Each record below should be output verbatim, without pictures.

┌──

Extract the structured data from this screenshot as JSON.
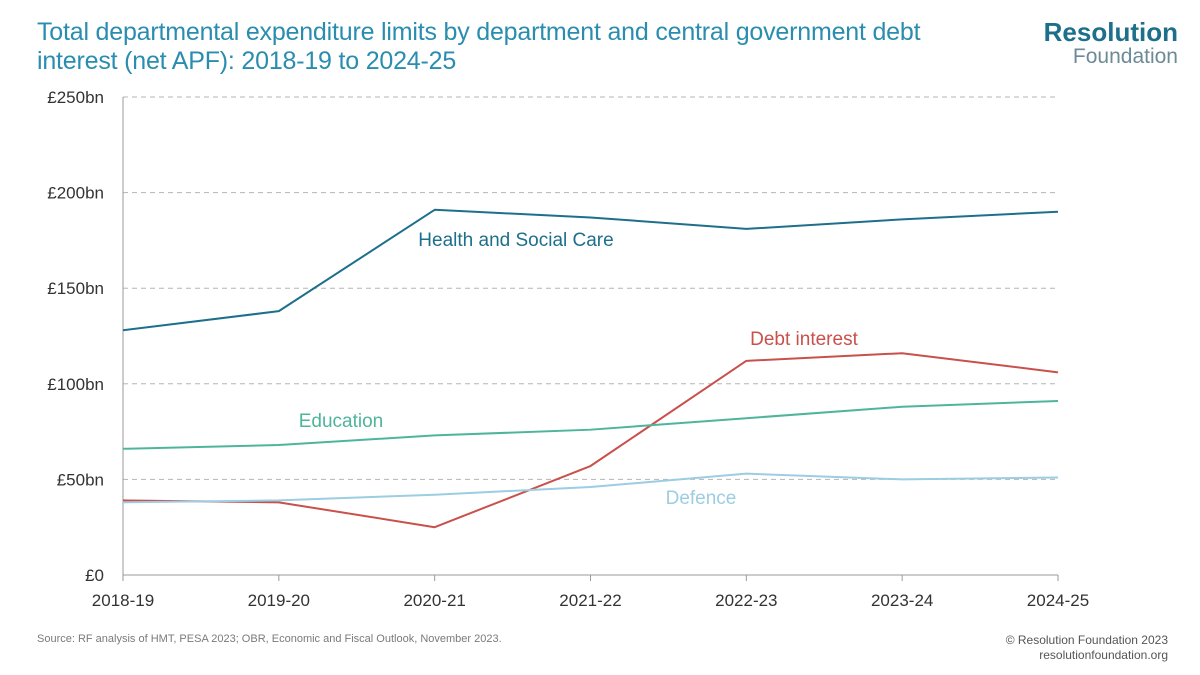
{
  "title": "Total departmental expenditure limits by department and central government debt interest (net APF): 2018-19 to 2024-25",
  "logo": {
    "line1": "Resolution",
    "line2": "Foundation"
  },
  "source": "Source: RF analysis of HMT, PESA 2023; OBR, Economic and Fiscal Outlook, November 2023.",
  "copyright": {
    "line1": "© Resolution Foundation 2023",
    "line2": "resolutionfoundation.org"
  },
  "chart_data": {
    "type": "line",
    "categories": [
      "2018-19",
      "2019-20",
      "2020-21",
      "2021-22",
      "2022-23",
      "2023-24",
      "2024-25"
    ],
    "ylim": [
      0,
      250
    ],
    "yticks": [
      0,
      50,
      100,
      150,
      200,
      250
    ],
    "ytick_labels": [
      "£0",
      "£50bn",
      "£100bn",
      "£150bn",
      "£200bn",
      "£250bn"
    ],
    "grid": true,
    "series": [
      {
        "name": "Health and Social Care",
        "color": "#1d6f8c",
        "values": [
          128,
          138,
          191,
          187,
          181,
          186,
          190
        ]
      },
      {
        "name": "Debt interest",
        "color": "#c9504b",
        "values": [
          39,
          38,
          25,
          57,
          112,
          116,
          106
        ]
      },
      {
        "name": "Education",
        "color": "#4fb59a",
        "values": [
          66,
          68,
          73,
          76,
          82,
          88,
          91
        ]
      },
      {
        "name": "Defence",
        "color": "#9ccde2",
        "values": [
          38,
          39,
          42,
          46,
          53,
          50,
          51
        ]
      }
    ]
  }
}
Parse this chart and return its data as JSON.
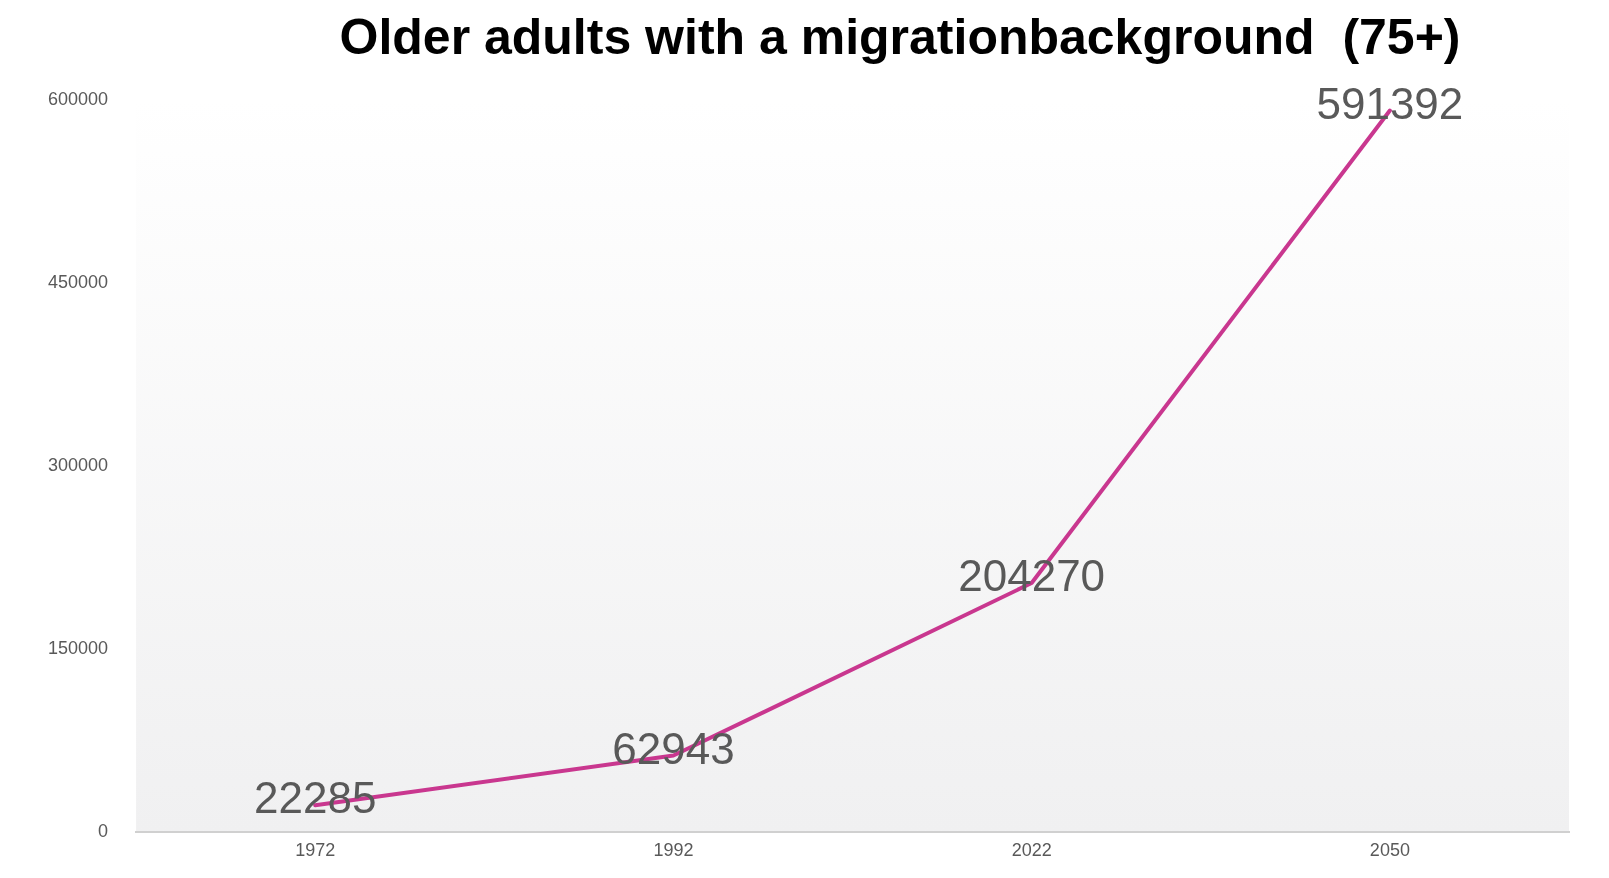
{
  "chart_data": {
    "type": "line",
    "title": "Older adults with a migrationbackground  (75+)",
    "categories": [
      "1972",
      "1992",
      "2022",
      "2050"
    ],
    "series": [
      {
        "color": "#c9378f",
        "values": [
          22285,
          62943,
          204270,
          591392
        ]
      }
    ],
    "ylim": [
      0,
      600000
    ],
    "yticks": [
      0,
      150000,
      300000,
      450000,
      600000
    ],
    "grid": false,
    "legend": false,
    "data_labels": true,
    "marker": "none",
    "line_style": "solid"
  }
}
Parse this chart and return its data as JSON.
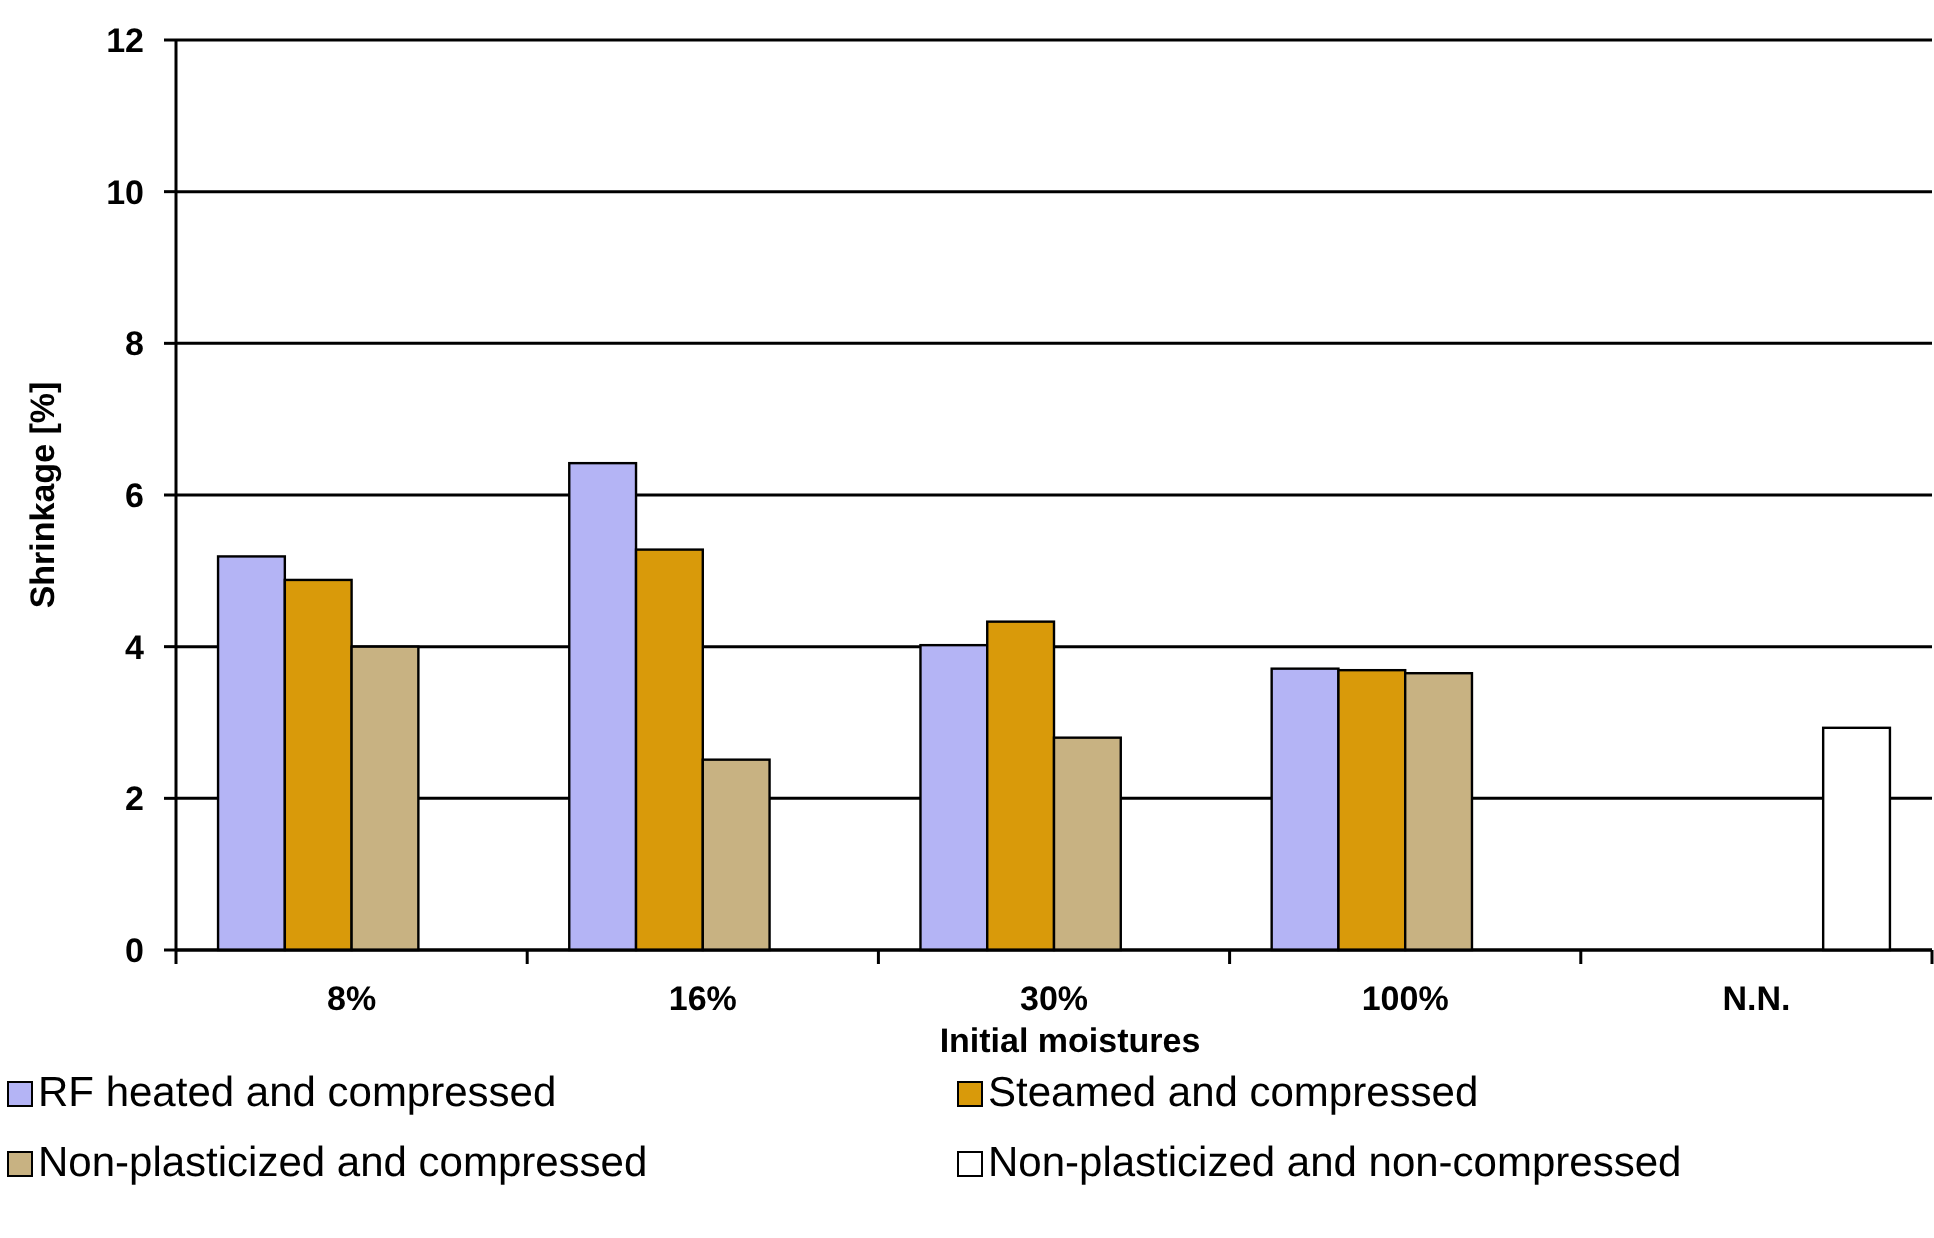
{
  "chart_data": {
    "type": "bar",
    "xlabel": "Initial moistures",
    "ylabel": "Shrinkage [%]",
    "categories": [
      "8%",
      "16%",
      "30%",
      "100%",
      "N.N."
    ],
    "series": [
      {
        "name": "RF heated and compressed",
        "color": "#b4b4f5",
        "values": [
          5.19,
          6.42,
          4.02,
          3.71,
          null
        ]
      },
      {
        "name": "Steamed and compressed",
        "color": "#d99a0a",
        "values": [
          4.88,
          5.28,
          4.33,
          3.69,
          null
        ]
      },
      {
        "name": "Non-plasticized and compressed",
        "color": "#c8b282",
        "values": [
          4.0,
          2.51,
          2.8,
          3.65,
          null
        ]
      },
      {
        "name": "Non-plasticized and non-compressed",
        "color": "#ffffff",
        "values": [
          null,
          null,
          null,
          null,
          2.93
        ]
      }
    ],
    "ylim": [
      0,
      12
    ],
    "yticks": [
      0,
      2,
      4,
      6,
      8,
      10,
      12
    ],
    "grid": "y",
    "legend": "bottom"
  }
}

└──

# ANSWER TO THE TASK
Extract the structured data from this screenshot as JSON.
{
  "title": "Total departmental expenditure limits by department and central government debt interest (net APF): 2018-19 to 2024-25",
  "logo": {
    "line1": "Resolution",
    "line2": "Foundation"
  },
  "source": "Source: RF analysis of HMT, PESA 2023; OBR, Economic and Fiscal Outlook, November 2023.",
  "copyright": {
    "line1": "© Resolution Foundation 2023",
    "line2": "resolutionfoundation.org"
  },
  "chart_data": {
    "type": "line",
    "categories": [
      "2018-19",
      "2019-20",
      "2020-21",
      "2021-22",
      "2022-23",
      "2023-24",
      "2024-25"
    ],
    "ylim": [
      0,
      250
    ],
    "yticks": [
      0,
      50,
      100,
      150,
      200,
      250
    ],
    "ytick_labels": [
      "£0",
      "£50bn",
      "£100bn",
      "£150bn",
      "£200bn",
      "£250bn"
    ],
    "grid": true,
    "series": [
      {
        "name": "Health and Social Care",
        "color": "#1d6f8c",
        "values": [
          128,
          138,
          191,
          187,
          181,
          186,
          190
        ]
      },
      {
        "name": "Debt interest",
        "color": "#c9504b",
        "values": [
          39,
          38,
          25,
          57,
          112,
          116,
          106
        ]
      },
      {
        "name": "Education",
        "color": "#4fb59a",
        "values": [
          66,
          68,
          73,
          76,
          82,
          88,
          91
        ]
      },
      {
        "name": "Defence",
        "color": "#9ccde2",
        "values": [
          38,
          39,
          42,
          46,
          53,
          50,
          51
        ]
      }
    ]
  }
}
Parse this chart and return its data as JSON.
{
  "chart_data": {
    "type": "line",
    "title": "Older adults with a migrationbackground  (75+)",
    "categories": [
      "1972",
      "1992",
      "2022",
      "2050"
    ],
    "series": [
      {
        "color": "#c9378f",
        "values": [
          22285,
          62943,
          204270,
          591392
        ]
      }
    ],
    "ylim": [
      0,
      600000
    ],
    "yticks": [
      0,
      150000,
      300000,
      450000,
      600000
    ],
    "grid": false,
    "legend": false,
    "data_labels": true,
    "marker": "none",
    "line_style": "solid"
  }
}
Parse this chart and return its data as JSON.
{
  "chart_data": {
    "type": "bar",
    "xlabel": "Initial moistures",
    "ylabel": "Shrinkage [%]",
    "categories": [
      "8%",
      "16%",
      "30%",
      "100%",
      "N.N."
    ],
    "series": [
      {
        "name": "RF heated and compressed",
        "color": "#b4b4f5",
        "values": [
          5.19,
          6.42,
          4.02,
          3.71,
          null
        ]
      },
      {
        "name": "Steamed and compressed",
        "color": "#d99a0a",
        "values": [
          4.88,
          5.28,
          4.33,
          3.69,
          null
        ]
      },
      {
        "name": "Non-plasticized and compressed",
        "color": "#c8b282",
        "values": [
          4.0,
          2.51,
          2.8,
          3.65,
          null
        ]
      },
      {
        "name": "Non-plasticized and non-compressed",
        "color": "#ffffff",
        "values": [
          null,
          null,
          null,
          null,
          2.93
        ]
      }
    ],
    "ylim": [
      0,
      12
    ],
    "yticks": [
      0,
      2,
      4,
      6,
      8,
      10,
      12
    ],
    "grid": "y",
    "legend": "bottom"
  }
}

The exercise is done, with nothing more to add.